■ Aim of the exercise
Omit every picture and write out the rest of the records exactly.

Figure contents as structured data
* * *

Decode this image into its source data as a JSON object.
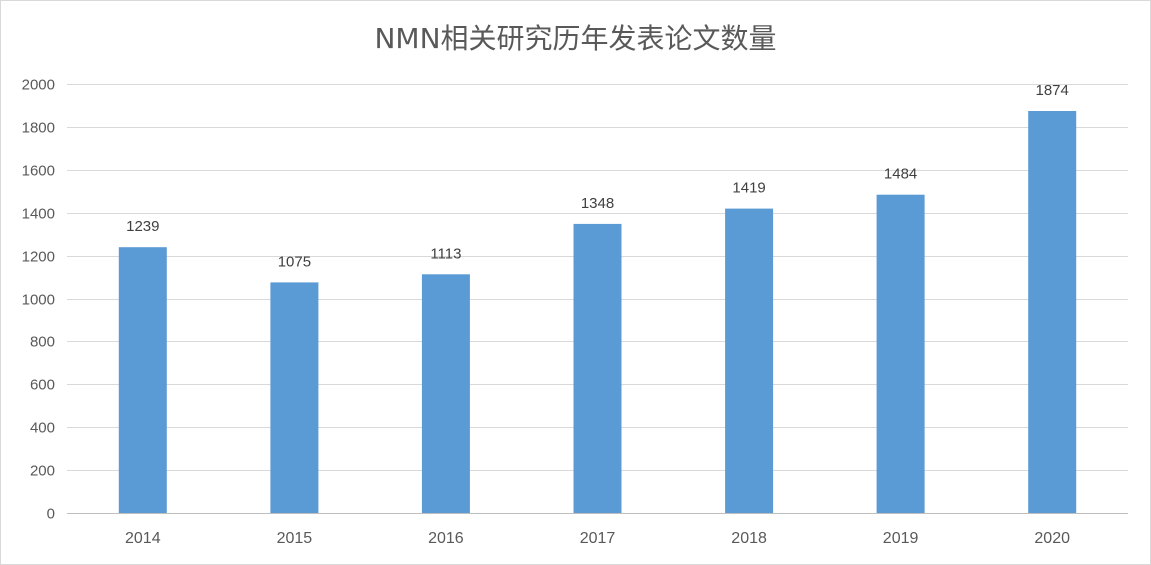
{
  "chart_data": {
    "type": "bar",
    "title": "NMN相关研究历年发表论文数量",
    "xlabel": "",
    "ylabel": "",
    "categories": [
      "2014",
      "2015",
      "2016",
      "2017",
      "2018",
      "2019",
      "2020"
    ],
    "values": [
      1239,
      1075,
      1113,
      1348,
      1419,
      1484,
      1874
    ],
    "data_labels": [
      "1239",
      "1075",
      "1113",
      "1348",
      "1419",
      "1484",
      "1874"
    ],
    "ylim": [
      0,
      2000
    ],
    "yticks": [
      "0",
      "200",
      "400",
      "600",
      "800",
      "1000",
      "1200",
      "1400",
      "1600",
      "1800",
      "2000"
    ],
    "grid": true,
    "legend": "none",
    "colors": {
      "bar": "#5b9bd5",
      "grid": "#d9d9d9",
      "text": "#595959"
    }
  }
}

* * *

■ Output below
Decode this image into its source data as a JSON object.
{
  "chart_data": {
    "type": "bar",
    "title": "NMN相关研究历年发表论文数量",
    "xlabel": "",
    "ylabel": "",
    "categories": [
      "2014",
      "2015",
      "2016",
      "2017",
      "2018",
      "2019",
      "2020"
    ],
    "values": [
      1239,
      1075,
      1113,
      1348,
      1419,
      1484,
      1874
    ],
    "data_labels": [
      "1239",
      "1075",
      "1113",
      "1348",
      "1419",
      "1484",
      "1874"
    ],
    "ylim": [
      0,
      2000
    ],
    "yticks": [
      "0",
      "200",
      "400",
      "600",
      "800",
      "1000",
      "1200",
      "1400",
      "1600",
      "1800",
      "2000"
    ],
    "grid": true,
    "legend": "none",
    "colors": {
      "bar": "#5b9bd5",
      "grid": "#d9d9d9",
      "text": "#595959"
    }
  }
}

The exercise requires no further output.